STATED EXERCISE: Return each line that holds the word "Pins".

Data entries:
========================

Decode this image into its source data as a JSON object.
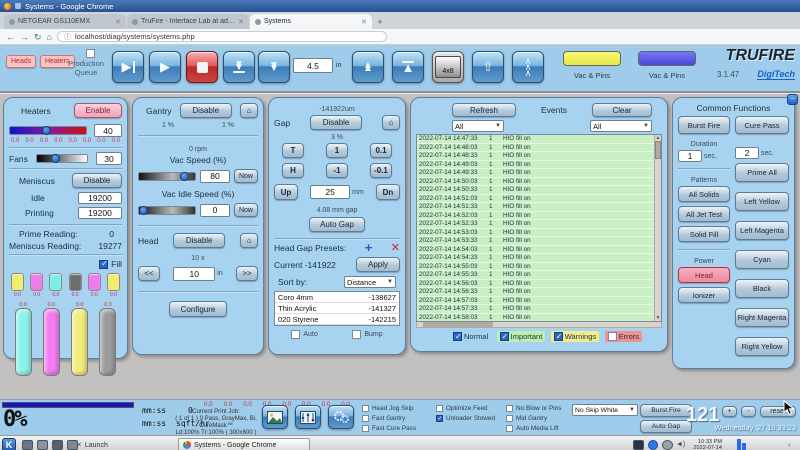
{
  "browser": {
    "window_title": "Systems - Google Chrome",
    "tabs": [
      {
        "label": "NETGEAR GS110EMX"
      },
      {
        "label": "TruFire - Interface Lab at admin"
      },
      {
        "label": "Systems"
      }
    ],
    "url": "localhost/diag/systems/systems.php"
  },
  "toolbar": {
    "heads": "Heads",
    "heaters": "Heaters",
    "production_queue": "Production Queue",
    "feed_value": "4.5",
    "feed_unit": "in",
    "bed_button": "4x8",
    "vac_pins_yellow": "Vac & Pins",
    "vac_pins_blue": "Vac & Pins",
    "brand": "TRUFIRE",
    "version": "3.1.47",
    "vendor": "DigiTech"
  },
  "heaters": {
    "title": "Heaters",
    "enable": "Enable",
    "setpoint": "40",
    "zones": [
      "0.0",
      "0.0",
      "0.0",
      "0.0",
      "0.0",
      "0.0",
      "0.0",
      "0.0"
    ],
    "fans_label": "Fans",
    "fans_value": "30",
    "meniscus_label": "Meniscus",
    "meniscus_btn": "Disable",
    "idle_label": "Idle",
    "idle_value": "19200",
    "printing_label": "Printing",
    "printing_value": "19200",
    "prime_label": "Prime Reading:",
    "prime_value": "0",
    "mreading_label": "Meniscus Reading:",
    "mreading_value": "19277",
    "fill_label": "Fill",
    "fill_checked": true,
    "swatches": [
      {
        "color": "#f0ec6e",
        "label": "0.0"
      },
      {
        "color": "#ec7cec",
        "label": "0.0"
      },
      {
        "color": "#7ceee8",
        "label": "0.0"
      },
      {
        "color": "#6e6e6e",
        "label": "0.0"
      },
      {
        "color": "#ec7cec",
        "label": "0.0"
      },
      {
        "color": "#f0ec6e",
        "label": "0.0"
      }
    ],
    "tanks": [
      {
        "color": "#8cf2ea",
        "label": "0.0"
      },
      {
        "color": "#f27cf2",
        "label": "0.0"
      },
      {
        "color": "#f0ec7c",
        "label": "0.0"
      },
      {
        "color": "#9c9c9c",
        "label": "0.0"
      }
    ]
  },
  "gantry": {
    "title": "Gantry",
    "disable": "Disable",
    "pct_left": "1 %",
    "pct_right": "1 %",
    "rpm": "0 rpm",
    "vac_speed_label": "Vac Speed (%)",
    "vac_speed_value": "80",
    "now": "Now",
    "vac_idle_label": "Vac Idle Speed (%)",
    "vac_idle_value": "0",
    "now2": "Now",
    "head_label": "Head",
    "head_disable": "Disable",
    "step_label": "10 x",
    "jog_back": "<<",
    "jog_value": "10",
    "jog_unit": "in",
    "jog_fwd": ">>",
    "configure": "Configure"
  },
  "gap": {
    "position": "-141922um",
    "title": "Gap",
    "disable": "Disable",
    "pct": "3 %",
    "t": "T",
    "plus1": "1",
    "plus01": "0.1",
    "h": "H",
    "minus1": "-1",
    "minus01": "-0.1",
    "up": "Up",
    "value": "25",
    "unit": "mm",
    "dn": "Dn",
    "gap_info": "4.08 mm gap",
    "auto_gap": "Auto Gap"
  },
  "presets": {
    "title": "Head Gap Presets:",
    "add": "+",
    "delete": "✕",
    "current": "Current -141922",
    "apply": "Apply",
    "sort_label": "Sort by:",
    "sort_value": "Distance",
    "rows": [
      {
        "name": "Coro 4mm",
        "value": "-138627"
      },
      {
        "name": "Thin Acrylic",
        "value": "-141327"
      },
      {
        "name": "020 Styrene",
        "value": "-142215"
      }
    ],
    "auto": "Auto",
    "bump": "Bump"
  },
  "events": {
    "refresh": "Refresh",
    "title": "Events",
    "clear": "Clear",
    "filter_left": "All",
    "filter_right": "All",
    "rows": [
      {
        "time": "2022-07-14 14:47:33",
        "code": "1",
        "msg": "HIO fill on"
      },
      {
        "time": "2022-07-14 14:48:03",
        "code": "1",
        "msg": "HIO fill on"
      },
      {
        "time": "2022-07-14 14:48:33",
        "code": "1",
        "msg": "HIO fill on"
      },
      {
        "time": "2022-07-14 14:49:03",
        "code": "1",
        "msg": "HIO fill on"
      },
      {
        "time": "2022-07-14 14:49:33",
        "code": "1",
        "msg": "HIO fill on"
      },
      {
        "time": "2022-07-14 14:50:03",
        "code": "1",
        "msg": "HIO fill on"
      },
      {
        "time": "2022-07-14 14:50:33",
        "code": "1",
        "msg": "HIO fill on"
      },
      {
        "time": "2022-07-14 14:51:03",
        "code": "1",
        "msg": "HIO fill on"
      },
      {
        "time": "2022-07-14 14:51:33",
        "code": "1",
        "msg": "HIO fill on"
      },
      {
        "time": "2022-07-14 14:52:03",
        "code": "1",
        "msg": "HIO fill on"
      },
      {
        "time": "2022-07-14 14:52:33",
        "code": "1",
        "msg": "HIO fill on"
      },
      {
        "time": "2022-07-14 14:53:03",
        "code": "1",
        "msg": "HIO fill on"
      },
      {
        "time": "2022-07-14 14:53:33",
        "code": "1",
        "msg": "HIO fill on"
      },
      {
        "time": "2022-07-14 14:54:03",
        "code": "1",
        "msg": "HIO fill on"
      },
      {
        "time": "2022-07-14 14:54:33",
        "code": "1",
        "msg": "HIO fill on"
      },
      {
        "time": "2022-07-14 14:55:03",
        "code": "1",
        "msg": "HIO fill on"
      },
      {
        "time": "2022-07-14 14:55:33",
        "code": "1",
        "msg": "HIO fill on"
      },
      {
        "time": "2022-07-14 14:56:03",
        "code": "1",
        "msg": "HIO fill on"
      },
      {
        "time": "2022-07-14 14:56:33",
        "code": "1",
        "msg": "HIO fill on"
      },
      {
        "time": "2022-07-14 14:57:03",
        "code": "1",
        "msg": "HIO fill on"
      },
      {
        "time": "2022-07-14 14:57:33",
        "code": "1",
        "msg": "HIO fill on"
      },
      {
        "time": "2022-07-14 14:58:03",
        "code": "1",
        "msg": "HIO fill on"
      }
    ],
    "filters": [
      {
        "label": "Normal",
        "checked": true,
        "bg": "transparent"
      },
      {
        "label": "Important",
        "checked": true,
        "bg": "#b9f0ae"
      },
      {
        "label": "Warnings",
        "checked": true,
        "bg": "#f0ee8e"
      },
      {
        "label": "Errors",
        "checked": false,
        "bg": "#f09090"
      }
    ]
  },
  "common": {
    "title": "Common Functions",
    "burst_fire": "Burst Fire",
    "cure_pass": "Cure Pass",
    "duration_label": "Duration",
    "duration1": "1",
    "sec1": "sec.",
    "duration2": "2",
    "sec2": "sec.",
    "patterns_label": "Patterns",
    "all_solids": "All Solids",
    "all_jet_test": "All Jet Test",
    "solid_fill": "Solid Fill",
    "power_label": "Power",
    "head": "Head",
    "ionizer": "Ionizer",
    "prime_all": "Prime All",
    "left_yellow": "Left Yellow",
    "left_magenta": "Left Magenta",
    "cyan": "Cyan",
    "black": "Black",
    "right_magenta": "Right Magenta",
    "right_yellow": "Right Yellow"
  },
  "status": {
    "progress": "0%",
    "time1": "mm:ss",
    "time2": "mm:ss",
    "rate_value": "0",
    "rate_unit": "sqft/hr",
    "zones": [
      "0.0",
      "0.0",
      "0.0",
      "0.0",
      "0.0",
      "0.0",
      "0.0",
      "0.0"
    ],
    "job_label": "Current Print Job:",
    "job_line1": "( 1 of 1 ) 0 Pass, GrayMax, Bi, CureMask™",
    "job_line2": "Ld:100% Tr:100%  ( 300x600 )",
    "checks_col1": [
      {
        "label": "Head Jog Skip",
        "checked": false
      },
      {
        "label": "Fast Gantry",
        "checked": false
      },
      {
        "label": "Fast Cure Pass",
        "checked": false
      }
    ],
    "checks_col2": [
      {
        "label": "Optimize Feed",
        "checked": false
      },
      {
        "label": "Unloader Stowed",
        "checked": true
      }
    ],
    "checks_col3": [
      {
        "label": "No Blow or Pins",
        "checked": false
      },
      {
        "label": "Mid Gantry",
        "checked": false
      },
      {
        "label": "Auto Media Lift",
        "checked": false
      }
    ],
    "skip_dropdown": "No Skip White",
    "burst_fire": "Burst Fire",
    "auto_gap": "Auto Gap",
    "counter": "121",
    "plus": "+",
    "minus": "-",
    "reset": "reset",
    "datetime": "Wednesday, 27 10:33:23"
  },
  "taskbar": {
    "launch": "Launch",
    "task": "Systems - Google Chrome",
    "clock_line1": "10:33 PM",
    "clock_line2": "2022-07-14"
  }
}
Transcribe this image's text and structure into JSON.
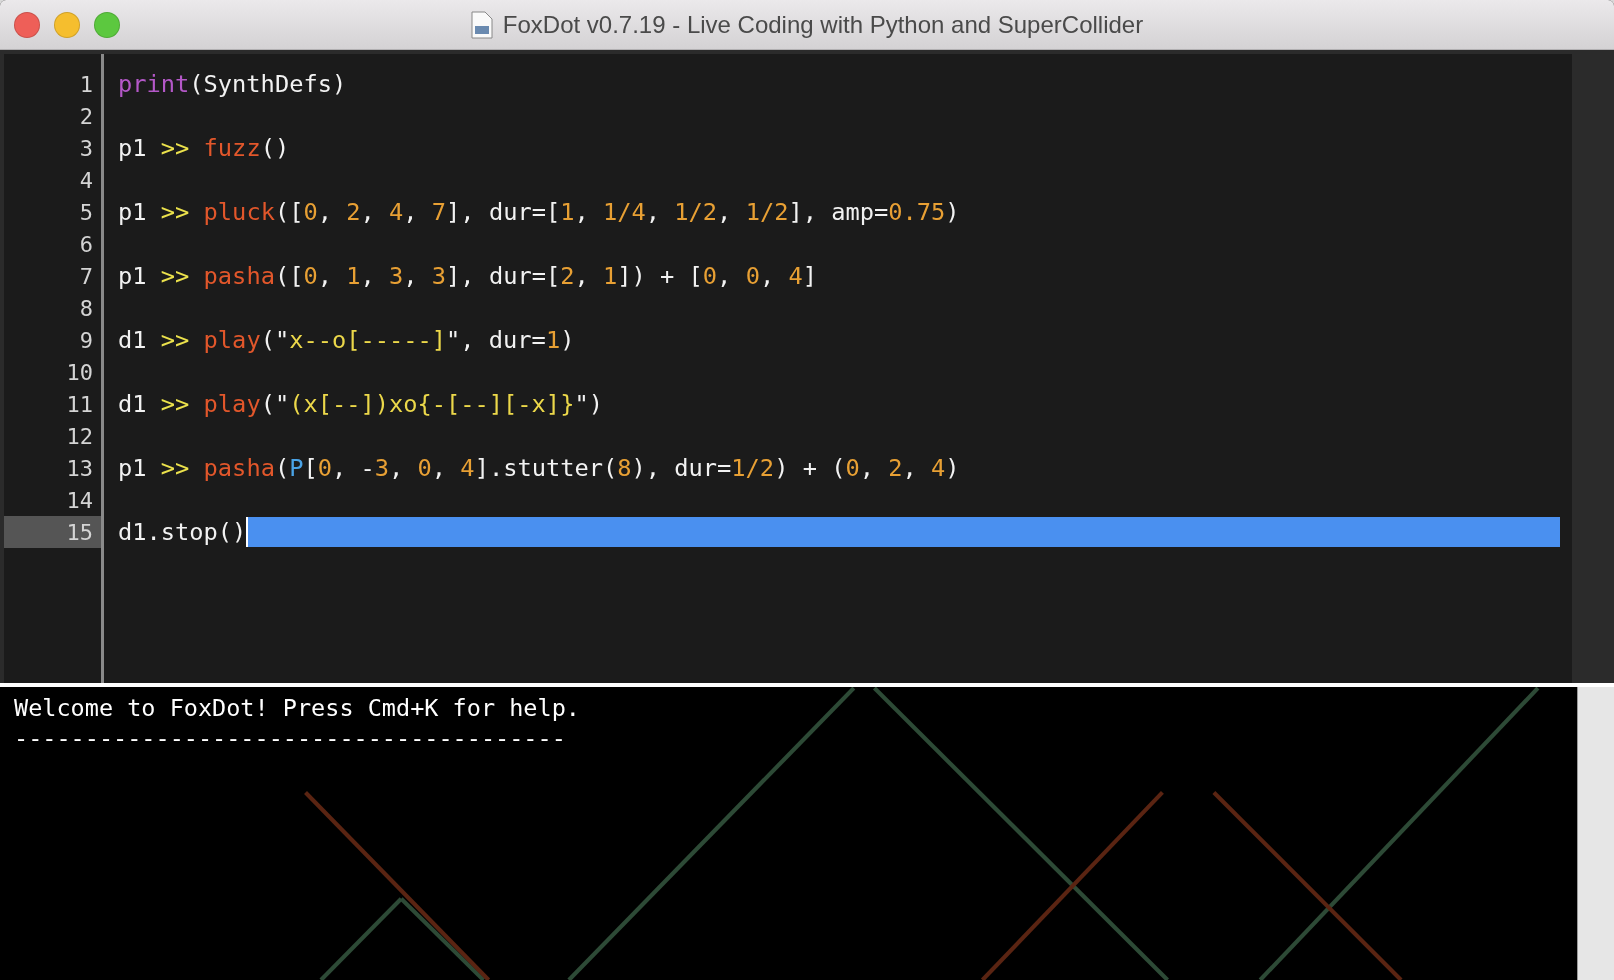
{
  "window": {
    "title": "FoxDot v0.7.19 - Live Coding with Python and SuperCollider"
  },
  "editor": {
    "lines": [
      {
        "number": "1",
        "selected": false,
        "tokens": [
          {
            "kind": "keyword",
            "text": "print"
          },
          {
            "kind": "plain",
            "text": "(SynthDefs)"
          }
        ]
      },
      {
        "number": "2",
        "selected": false
      },
      {
        "number": "3",
        "selected": false,
        "tokens": [
          {
            "kind": "plain",
            "text": "p1 "
          },
          {
            "kind": "op",
            "text": ">> "
          },
          {
            "kind": "func",
            "text": "fuzz"
          },
          {
            "kind": "plain",
            "text": "()"
          }
        ]
      },
      {
        "number": "4",
        "selected": false
      },
      {
        "number": "5",
        "selected": false,
        "tokens": [
          {
            "kind": "plain",
            "text": "p1 "
          },
          {
            "kind": "op",
            "text": ">> "
          },
          {
            "kind": "func",
            "text": "pluck"
          },
          {
            "kind": "plain",
            "text": "(["
          },
          {
            "kind": "num",
            "text": "0"
          },
          {
            "kind": "plain",
            "text": ", "
          },
          {
            "kind": "num",
            "text": "2"
          },
          {
            "kind": "plain",
            "text": ", "
          },
          {
            "kind": "num",
            "text": "4"
          },
          {
            "kind": "plain",
            "text": ", "
          },
          {
            "kind": "num",
            "text": "7"
          },
          {
            "kind": "plain",
            "text": "], dur=["
          },
          {
            "kind": "num",
            "text": "1"
          },
          {
            "kind": "plain",
            "text": ", "
          },
          {
            "kind": "num",
            "text": "1/4"
          },
          {
            "kind": "plain",
            "text": ", "
          },
          {
            "kind": "num",
            "text": "1/2"
          },
          {
            "kind": "plain",
            "text": ", "
          },
          {
            "kind": "num",
            "text": "1/2"
          },
          {
            "kind": "plain",
            "text": "], amp="
          },
          {
            "kind": "num",
            "text": "0.75"
          },
          {
            "kind": "plain",
            "text": ")"
          }
        ]
      },
      {
        "number": "6",
        "selected": false
      },
      {
        "number": "7",
        "selected": false,
        "tokens": [
          {
            "kind": "plain",
            "text": "p1 "
          },
          {
            "kind": "op",
            "text": ">> "
          },
          {
            "kind": "func",
            "text": "pasha"
          },
          {
            "kind": "plain",
            "text": "(["
          },
          {
            "kind": "num",
            "text": "0"
          },
          {
            "kind": "plain",
            "text": ", "
          },
          {
            "kind": "num",
            "text": "1"
          },
          {
            "kind": "plain",
            "text": ", "
          },
          {
            "kind": "num",
            "text": "3"
          },
          {
            "kind": "plain",
            "text": ", "
          },
          {
            "kind": "num",
            "text": "3"
          },
          {
            "kind": "plain",
            "text": "], dur=["
          },
          {
            "kind": "num",
            "text": "2"
          },
          {
            "kind": "plain",
            "text": ", "
          },
          {
            "kind": "num",
            "text": "1"
          },
          {
            "kind": "plain",
            "text": "]) + ["
          },
          {
            "kind": "num",
            "text": "0"
          },
          {
            "kind": "plain",
            "text": ", "
          },
          {
            "kind": "num",
            "text": "0"
          },
          {
            "kind": "plain",
            "text": ", "
          },
          {
            "kind": "num",
            "text": "4"
          },
          {
            "kind": "plain",
            "text": "]"
          }
        ]
      },
      {
        "number": "8",
        "selected": false
      },
      {
        "number": "9",
        "selected": false,
        "tokens": [
          {
            "kind": "plain",
            "text": "d1 "
          },
          {
            "kind": "op",
            "text": ">> "
          },
          {
            "kind": "func",
            "text": "play"
          },
          {
            "kind": "plain",
            "text": "(\""
          },
          {
            "kind": "str",
            "text": "x--o[-----]"
          },
          {
            "kind": "plain",
            "text": "\", dur="
          },
          {
            "kind": "num",
            "text": "1"
          },
          {
            "kind": "plain",
            "text": ")"
          }
        ]
      },
      {
        "number": "10",
        "selected": false
      },
      {
        "number": "11",
        "selected": false,
        "tokens": [
          {
            "kind": "plain",
            "text": "d1 "
          },
          {
            "kind": "op",
            "text": ">> "
          },
          {
            "kind": "func",
            "text": "play"
          },
          {
            "kind": "plain",
            "text": "(\""
          },
          {
            "kind": "str",
            "text": "(x[--])xo{-[--][-x]}"
          },
          {
            "kind": "plain",
            "text": "\")"
          }
        ]
      },
      {
        "number": "12",
        "selected": false
      },
      {
        "number": "13",
        "selected": false,
        "tokens": [
          {
            "kind": "plain",
            "text": "p1 "
          },
          {
            "kind": "op",
            "text": ">> "
          },
          {
            "kind": "func",
            "text": "pasha"
          },
          {
            "kind": "plain",
            "text": "("
          },
          {
            "kind": "class",
            "text": "P"
          },
          {
            "kind": "plain",
            "text": "["
          },
          {
            "kind": "num",
            "text": "0"
          },
          {
            "kind": "plain",
            "text": ", -"
          },
          {
            "kind": "num",
            "text": "3"
          },
          {
            "kind": "plain",
            "text": ", "
          },
          {
            "kind": "num",
            "text": "0"
          },
          {
            "kind": "plain",
            "text": ", "
          },
          {
            "kind": "num",
            "text": "4"
          },
          {
            "kind": "plain",
            "text": "].stutter("
          },
          {
            "kind": "num",
            "text": "8"
          },
          {
            "kind": "plain",
            "text": "), dur="
          },
          {
            "kind": "num",
            "text": "1/2"
          },
          {
            "kind": "plain",
            "text": ") + ("
          },
          {
            "kind": "num",
            "text": "0"
          },
          {
            "kind": "plain",
            "text": ", "
          },
          {
            "kind": "num",
            "text": "2"
          },
          {
            "kind": "plain",
            "text": ", "
          },
          {
            "kind": "num",
            "text": "4"
          },
          {
            "kind": "plain",
            "text": ")"
          }
        ]
      },
      {
        "number": "14",
        "selected": false
      },
      {
        "number": "15",
        "selected": true,
        "tokens": [
          {
            "kind": "plain",
            "text": "d1.stop()"
          }
        ]
      }
    ]
  },
  "console": {
    "lines": [
      "Welcome to FoxDot! Press Cmd+K for help.",
      "---------------------------------------"
    ]
  }
}
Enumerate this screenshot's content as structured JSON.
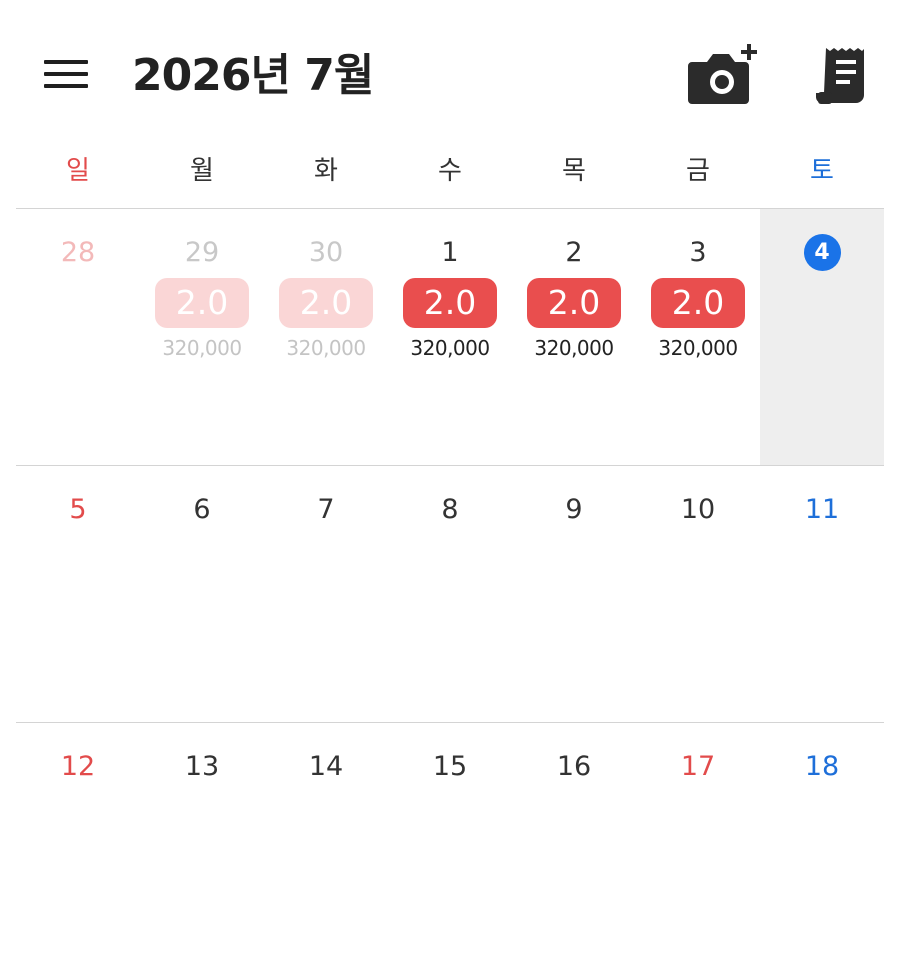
{
  "header": {
    "title": "2026년 7월",
    "icons": {
      "menu": "hamburger-menu-icon",
      "camera": "camera-add-icon",
      "receipt": "receipt-icon"
    }
  },
  "colors": {
    "sunday": "#e24b4b",
    "saturday": "#1e6fd9",
    "badge": "#e94e4e",
    "badge_faded": "#fad6d6",
    "today": "#1a73e8"
  },
  "weekdays": [
    "일",
    "월",
    "화",
    "수",
    "목",
    "금",
    "토"
  ],
  "weeks": [
    [
      {
        "date": "28",
        "other": true
      },
      {
        "date": "29",
        "other": true,
        "badge": "2.0",
        "amount": "320,000"
      },
      {
        "date": "30",
        "other": true,
        "badge": "2.0",
        "amount": "320,000"
      },
      {
        "date": "1",
        "badge": "2.0",
        "amount": "320,000"
      },
      {
        "date": "2",
        "badge": "2.0",
        "amount": "320,000"
      },
      {
        "date": "3",
        "badge": "2.0",
        "amount": "320,000"
      },
      {
        "date": "4",
        "today": true
      }
    ],
    [
      {
        "date": "5"
      },
      {
        "date": "6"
      },
      {
        "date": "7"
      },
      {
        "date": "8"
      },
      {
        "date": "9"
      },
      {
        "date": "10"
      },
      {
        "date": "11"
      }
    ],
    [
      {
        "date": "12"
      },
      {
        "date": "13"
      },
      {
        "date": "14"
      },
      {
        "date": "15"
      },
      {
        "date": "16"
      },
      {
        "date": "17",
        "holiday": true
      },
      {
        "date": "18"
      }
    ]
  ]
}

========================

RESPONSE:
    "vac_pins_yellow": "Vac & Pins",
    "vac_pins_blue": "Vac & Pins",
        "label": "No Blow or Pins",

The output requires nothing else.